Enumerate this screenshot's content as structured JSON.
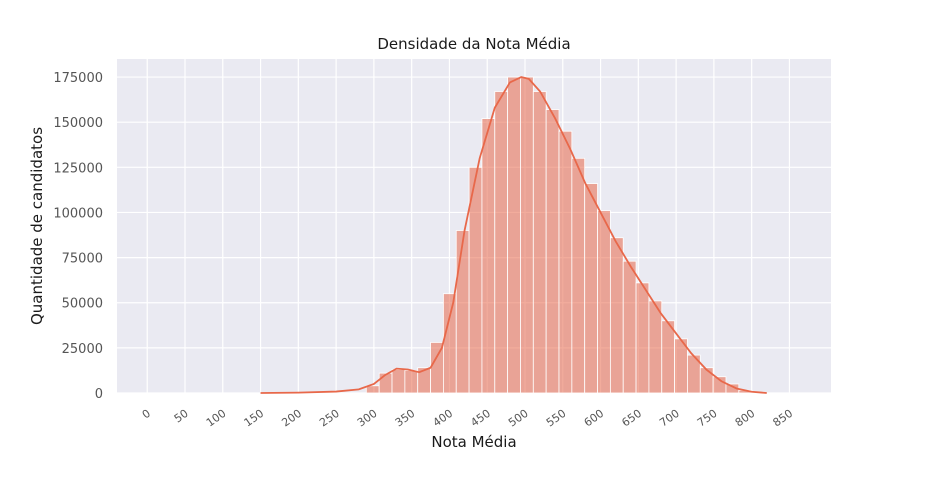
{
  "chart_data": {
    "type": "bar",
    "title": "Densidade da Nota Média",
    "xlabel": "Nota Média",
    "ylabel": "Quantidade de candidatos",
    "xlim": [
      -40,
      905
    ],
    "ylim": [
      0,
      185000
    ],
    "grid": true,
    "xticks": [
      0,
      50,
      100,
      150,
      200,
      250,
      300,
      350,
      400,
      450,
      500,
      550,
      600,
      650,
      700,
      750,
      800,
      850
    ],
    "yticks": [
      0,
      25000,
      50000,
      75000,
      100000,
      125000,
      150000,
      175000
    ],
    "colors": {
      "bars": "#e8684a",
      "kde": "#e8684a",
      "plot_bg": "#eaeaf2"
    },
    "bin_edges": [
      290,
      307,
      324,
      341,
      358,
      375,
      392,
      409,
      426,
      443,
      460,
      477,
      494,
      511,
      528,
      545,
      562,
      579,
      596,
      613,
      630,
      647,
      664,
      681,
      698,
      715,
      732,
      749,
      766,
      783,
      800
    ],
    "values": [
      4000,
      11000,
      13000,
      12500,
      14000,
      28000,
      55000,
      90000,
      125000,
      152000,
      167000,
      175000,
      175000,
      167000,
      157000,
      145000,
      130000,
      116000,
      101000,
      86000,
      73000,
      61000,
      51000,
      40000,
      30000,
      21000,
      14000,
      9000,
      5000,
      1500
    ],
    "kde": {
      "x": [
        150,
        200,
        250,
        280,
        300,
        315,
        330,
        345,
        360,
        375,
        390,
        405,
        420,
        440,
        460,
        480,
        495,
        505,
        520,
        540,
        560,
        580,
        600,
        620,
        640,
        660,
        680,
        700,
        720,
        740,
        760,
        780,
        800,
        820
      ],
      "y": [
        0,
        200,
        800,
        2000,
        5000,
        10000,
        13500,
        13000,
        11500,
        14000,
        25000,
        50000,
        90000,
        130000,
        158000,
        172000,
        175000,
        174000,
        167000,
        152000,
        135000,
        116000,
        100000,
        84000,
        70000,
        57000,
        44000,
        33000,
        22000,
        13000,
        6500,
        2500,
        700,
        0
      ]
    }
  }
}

--

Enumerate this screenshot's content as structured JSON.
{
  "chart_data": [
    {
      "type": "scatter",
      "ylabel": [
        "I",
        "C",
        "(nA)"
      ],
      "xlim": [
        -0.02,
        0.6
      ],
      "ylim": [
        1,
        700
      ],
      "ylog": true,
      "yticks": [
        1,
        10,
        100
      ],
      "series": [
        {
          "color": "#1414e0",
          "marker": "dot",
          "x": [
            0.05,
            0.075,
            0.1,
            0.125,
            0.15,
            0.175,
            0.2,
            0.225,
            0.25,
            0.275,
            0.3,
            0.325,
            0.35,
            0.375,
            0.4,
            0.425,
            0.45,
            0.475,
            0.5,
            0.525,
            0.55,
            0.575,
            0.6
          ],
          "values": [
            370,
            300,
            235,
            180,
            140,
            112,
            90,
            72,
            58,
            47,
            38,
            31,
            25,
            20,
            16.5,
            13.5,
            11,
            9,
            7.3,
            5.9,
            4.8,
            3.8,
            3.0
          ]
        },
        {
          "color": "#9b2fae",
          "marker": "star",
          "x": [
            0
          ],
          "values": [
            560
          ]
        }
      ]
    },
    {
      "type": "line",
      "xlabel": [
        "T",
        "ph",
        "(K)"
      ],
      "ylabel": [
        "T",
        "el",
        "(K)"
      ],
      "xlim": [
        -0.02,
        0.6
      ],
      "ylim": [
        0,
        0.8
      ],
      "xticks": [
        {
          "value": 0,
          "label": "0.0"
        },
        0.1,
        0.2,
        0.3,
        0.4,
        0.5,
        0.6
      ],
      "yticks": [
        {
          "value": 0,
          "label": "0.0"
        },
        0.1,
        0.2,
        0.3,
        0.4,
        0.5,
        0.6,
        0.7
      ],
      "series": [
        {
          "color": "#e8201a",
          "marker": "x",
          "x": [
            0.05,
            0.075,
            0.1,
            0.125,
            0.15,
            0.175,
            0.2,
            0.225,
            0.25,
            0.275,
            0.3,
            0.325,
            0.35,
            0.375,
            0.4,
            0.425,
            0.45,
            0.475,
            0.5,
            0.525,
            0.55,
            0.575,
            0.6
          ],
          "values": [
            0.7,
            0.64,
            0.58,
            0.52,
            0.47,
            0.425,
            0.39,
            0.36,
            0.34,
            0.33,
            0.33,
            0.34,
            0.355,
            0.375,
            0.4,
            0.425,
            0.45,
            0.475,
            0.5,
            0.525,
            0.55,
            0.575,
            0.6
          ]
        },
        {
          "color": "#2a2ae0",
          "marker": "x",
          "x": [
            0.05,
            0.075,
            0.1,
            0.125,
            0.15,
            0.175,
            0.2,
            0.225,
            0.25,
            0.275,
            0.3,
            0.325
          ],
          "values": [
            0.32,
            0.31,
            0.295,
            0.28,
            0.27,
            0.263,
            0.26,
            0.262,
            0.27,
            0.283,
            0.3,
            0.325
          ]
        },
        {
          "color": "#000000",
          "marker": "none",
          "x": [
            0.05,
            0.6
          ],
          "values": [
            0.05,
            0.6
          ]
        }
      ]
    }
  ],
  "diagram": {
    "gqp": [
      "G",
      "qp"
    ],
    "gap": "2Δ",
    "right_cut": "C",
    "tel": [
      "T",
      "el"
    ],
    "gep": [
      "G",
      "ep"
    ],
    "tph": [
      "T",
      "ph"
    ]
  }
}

- Stated goal
Of the lines above, copy each that contains "marker".

- The response
          "marker": "dot",
          "marker": "star",
          "marker": "x",
          "marker": "x",
          "marker": "none",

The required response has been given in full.